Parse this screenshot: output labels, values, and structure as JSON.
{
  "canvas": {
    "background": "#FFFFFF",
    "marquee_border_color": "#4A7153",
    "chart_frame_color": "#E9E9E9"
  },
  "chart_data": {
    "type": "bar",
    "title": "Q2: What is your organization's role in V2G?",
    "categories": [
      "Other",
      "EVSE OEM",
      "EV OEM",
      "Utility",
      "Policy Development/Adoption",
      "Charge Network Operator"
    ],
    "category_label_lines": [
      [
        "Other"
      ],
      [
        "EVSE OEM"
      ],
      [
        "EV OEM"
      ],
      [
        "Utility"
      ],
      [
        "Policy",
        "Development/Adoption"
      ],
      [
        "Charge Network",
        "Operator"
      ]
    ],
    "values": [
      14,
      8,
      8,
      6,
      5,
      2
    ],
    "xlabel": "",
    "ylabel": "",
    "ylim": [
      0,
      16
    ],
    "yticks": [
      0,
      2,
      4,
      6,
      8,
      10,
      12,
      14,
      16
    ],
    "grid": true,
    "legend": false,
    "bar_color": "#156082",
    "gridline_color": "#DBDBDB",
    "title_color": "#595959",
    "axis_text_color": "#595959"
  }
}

....

Copy out the material word for word and line for line.

• SOLUTION TO THIS TASK
Parse this screenshot: output labels, values, and structure as JSON.
{
  "canvas": {
    "background": "#FFFFFF",
    "marquee_border_color": "#4A7153",
    "chart_frame_color": "#E9E9E9"
  },
  "chart_data": {
    "type": "bar",
    "title": "Q2: What is your organization's role in V2G?",
    "categories": [
      "Other",
      "EVSE OEM",
      "EV OEM",
      "Utility",
      "Policy Development/Adoption",
      "Charge Network Operator"
    ],
    "category_label_lines": [
      [
        "Other"
      ],
      [
        "EVSE OEM"
      ],
      [
        "EV OEM"
      ],
      [
        "Utility"
      ],
      [
        "Policy",
        "Development/Adoption"
      ],
      [
        "Charge Network",
        "Operator"
      ]
    ],
    "values": [
      14,
      8,
      8,
      6,
      5,
      2
    ],
    "xlabel": "",
    "ylabel": "",
    "ylim": [
      0,
      16
    ],
    "yticks": [
      0,
      2,
      4,
      6,
      8,
      10,
      12,
      14,
      16
    ],
    "grid": true,
    "legend": false,
    "bar_color": "#156082",
    "gridline_color": "#DBDBDB",
    "title_color": "#595959",
    "axis_text_color": "#595959"
  }
}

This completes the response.